* _WORK TO DO_:
For each line below that contains the string "sparse", copy that line.

—————

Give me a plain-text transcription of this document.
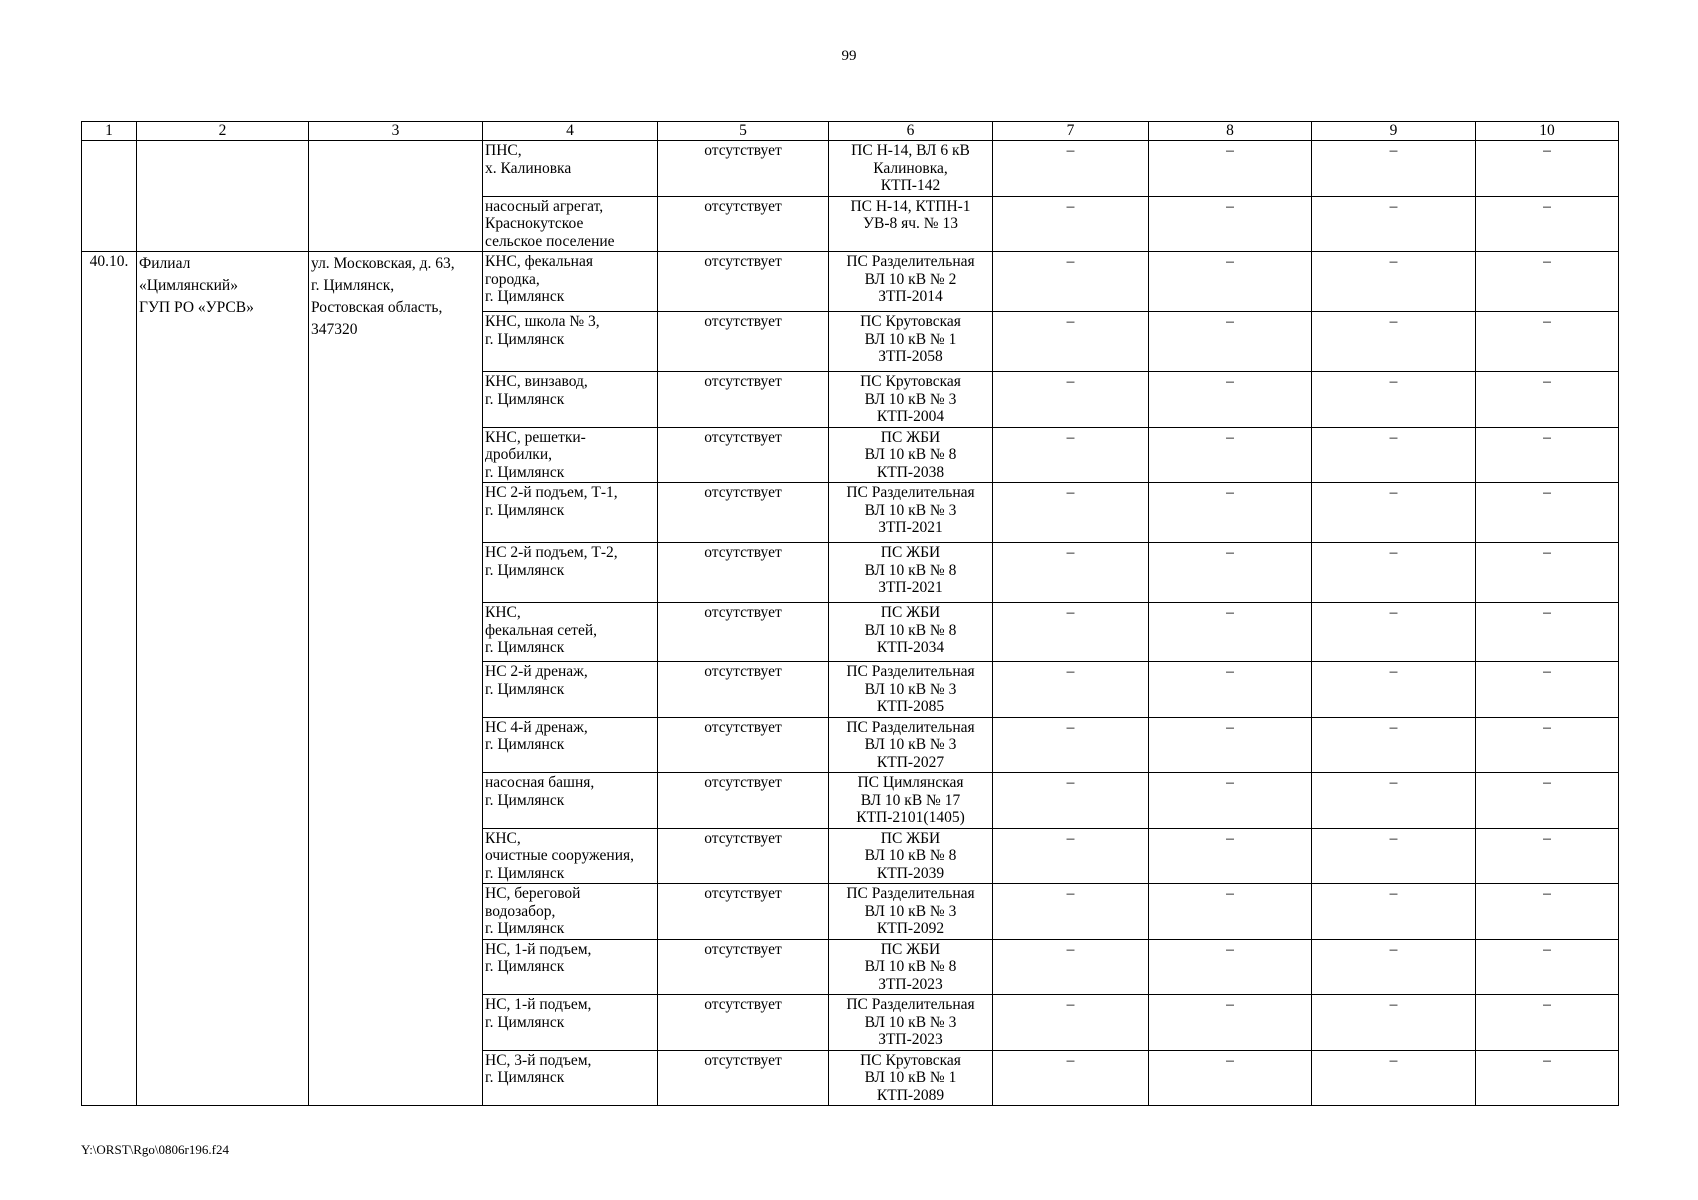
99
1	2	3	4	5	6	7	8	9	10

			ПНС,
х. Калиновка	отсутствует	ПС Н-14, ВЛ 6 кВ
Калиновка,
КТП-142	–	–	–	–

			насосный агрегат,
Краснокутское
сельское поселение	отсутствует	ПС Н-14, КТПН-1
УВ-8 яч. № 13	–	–	–	–
40.10.	Филиал
«Цимлянский»
ГУП РО «УРСВ»	ул. Московская, д. 63,
г. Цимлянск,
Ростовская область,
347320	КНС, фекальная
городка,
г. Цимлянск	отсутствует	ПС Разделительная
ВЛ 10 кВ № 2
ЗТП-2014	–	–	–	–

			КНС, школа № 3,
г. Цимлянск	отсутствует	ПС Крутовская
ВЛ 10 кВ № 1
ЗТП-2058	–	–	–	–

			КНС, винзавод,
г. Цимлянск	отсутствует	ПС Крутовская
ВЛ 10 кВ № 3
КТП-2004	–	–	–	–

			КНС, решетки-
дробилки,
г. Цимлянск	отсутствует	ПС ЖБИ
ВЛ 10 кВ № 8
КТП-2038	–	–	–	–

			НС 2-й подъем, Т-1,
г. Цимлянск	отсутствует	ПС Разделительная
ВЛ 10 кВ № 3
ЗТП-2021	–	–	–	–

			НС 2-й подъем, Т-2,
г. Цимлянск	отсутствует	ПС ЖБИ
ВЛ 10 кВ № 8
ЗТП-2021	–	–	–	–

			КНС,
фекальная сетей,
г. Цимлянск	отсутствует	ПС ЖБИ
ВЛ 10 кВ № 8
КТП-2034	–	–	–	–

			НС 2-й дренаж,
г. Цимлянск	отсутствует	ПС Разделительная
ВЛ 10 кВ № 3
КТП-2085	–	–	–	–

			НС 4-й дренаж,
г. Цимлянск	отсутствует	ПС Разделительная
ВЛ 10 кВ № 3
КТП-2027	–	–	–	–

			насосная башня,
г. Цимлянск	отсутствует	ПС Цимлянская
ВЛ 10 кВ № 17
КТП-2101(1405)	–	–	–	–

			КНС,
очистные сооружения,
г. Цимлянск	отсутствует	ПС ЖБИ
ВЛ 10 кВ № 8
КТП-2039	–	–	–	–

			НС, береговой
водозабор,
г. Цимлянск	отсутствует	ПС Разделительная
ВЛ 10 кВ № 3
КТП-2092	–	–	–	–

			НС, 1-й подъем,
г. Цимлянск	отсутствует	ПС ЖБИ
ВЛ 10 кВ № 8
ЗТП-2023	–	–	–	–

			НС, 1-й подъем,
г. Цимлянск	отсутствует	ПС Разделительная
ВЛ 10 кВ № 3
ЗТП-2023	–	–	–	–

			НС, 3-й подъем,
г. Цимлянск	отсутствует	ПС Крутовская
ВЛ 10 кВ № 1
КТП-2089	–	–	–	–
Y:\ORST\Rgo\0806r196.f24
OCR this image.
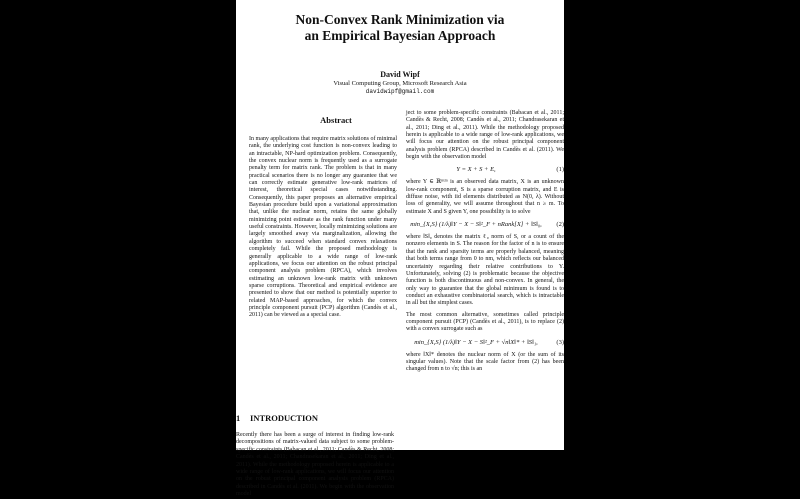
Non-Convex Rank Minimization via
an Empirical Bayesian Approach
David Wipf
Visual Computing Group, Microsoft Research Asia
davidwipf@gmail.com
Abstract

In many applications that require matrix solutions of minimal rank, the underlying cost function is non-convex leading to an intractable, NP-hard optimization problem. Consequently, the convex nuclear norm is frequently used as a surrogate penalty term for matrix rank. The problem is that in many practical scenarios there is no longer any guarantee that we can correctly estimate generative low-rank matrices of interest, theoretical special cases notwithstanding. Consequently, this paper proposes an alternative empirical Bayesian procedure build upon a variational approximation that, unlike the nuclear norm, retains the same globally minimizing point estimate as the rank function under many useful constraints. However, locally minimizing solutions are largely smoothed away via marginalization, allowing the algorithm to succeed when standard convex relaxations completely fail. While the proposed methodology is generally applicable to a wide range of low-rank applications, we focus our attention on the robust principal component analysis problem (RPCA), which involves estimating an unknown low-rank matrix with unknown sparse corruptions. Theoretical and empirical evidence are presented to show that our method is potentially superior to related MAP-based approaches, for which the convex principle component pursuit (PCP) algorithm (Candès et al., 2011) can be viewed as a special case.

1 INTRODUCTION

Recently there has been a surge of interest in finding low-rank decompositions of matrix-valued data subject to some problem-specific constraints (Babacan et al., 2011; Candès & Recht, 2008; Candès et al., 2011; Chandrasekaran et al., 2011; Ding et al., 2011). While the methodology proposed herein is applicable to a wide range of low-rank applications, we will focus our attention on the robust principal component analysis problem (RPCA) described in Candès et al. (2011). We begin with the observation model

ject to some problem-specific constraints (Babacan et al., 2011; Candès & Recht, 2008; Candès et al., 2011; Chandrasekaran et al., 2011; Ding et al., 2011). While the methodology proposed herein is applicable to a wide range of low-rank applications, we will focus our attention on the robust principal component analysis problem (RPCA) described in Candès et al. (2011). We begin with the observation model

Y = X + S + E,	(1)

where Y ∈ ℝⁿˣᵐ is an observed data matrix, X is an unknown low-rank component, S is a sparse corruption matrix, and E is diffuse noise, with iid elements distributed as N(0, λ). Without loss of generality, we will assume throughout that n ≥ m. To estimate X and S given Y, one possibility is to solve

min_{X,S} (1/λ)‖Y − X − S‖²_F + nRank[X] + ‖S‖₀,	(2)

where ‖S‖₀ denotes the matrix ℓ₀ norm of S, or a count of the nonzero elements in S. The reason for the factor of n is to ensure that the rank and sparsity terms are properly balanced, meaning that both terms range from 0 to nm, which reflects our balanced uncertainty regarding their relative contributions to Y. Unfortunately, solving (2) is problematic because the objective function is both discontinuous and non-convex. In general, the only way to guarantee that the global minimum is found is to conduct an exhaustive combinatorial search, which is intractable in all but the simplest cases.

The most common alternative, sometimes called principle component pursuit (PCP) (Candès et al., 2011), is to replace (2) with a convex surrogate such as

min_{X,S} (1/λ)‖Y − X − S‖²_F + √n‖X‖* + ‖S‖₁,	(3)

where ‖X‖* denotes the nuclear norm of X (or the sum of its singular values). Note that the scale factor from (2) has been changed from n to √n; this is an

—————

* _OUTPUT BELOW_:
In many applications that require matrix solutions of minimal rank, the underlying cost function is non-convex leading to an intractable, NP-hard optimization problem. Consequently, the convex nuclear norm is frequently used as a surrogate penalty term for matrix rank. The problem is that in many practical scenarios there is no longer any guarantee that we can correctly estimate generative low-rank matrices of interest, theoretical special cases notwithstanding. Consequently, this paper proposes an alternative empirical Bayesian procedure build upon a variational approximation that, unlike the nuclear norm, retains the same globally minimizing point estimate as the rank function under many useful constraints. However, locally minimizing solutions are largely smoothed away via marginalization, allowing the algorithm to succeed when standard convex relaxations completely fail. While the proposed methodology is generally applicable to a wide range of low-rank applications, we focus our attention on the robust principal component analysis problem (RPCA), which involves estimating an unknown low-rank matrix with unknown sparse corruptions. Theoretical and empirical evidence are presented to show that our method is potentially superior to related MAP-based approaches, for which the convex principle component pursuit (PCP) algorithm (Candès et al., 2011) can be viewed as a special case.
where Y ∈ ℝⁿˣᵐ is an observed data matrix, X is an unknown low-rank component, S is a sparse corruption matrix, and E is diffuse noise, with iid elements distributed as N(0, λ). Without loss of generality, we will assume throughout that n ≥ m. To estimate X and S given Y, one possibility is to solve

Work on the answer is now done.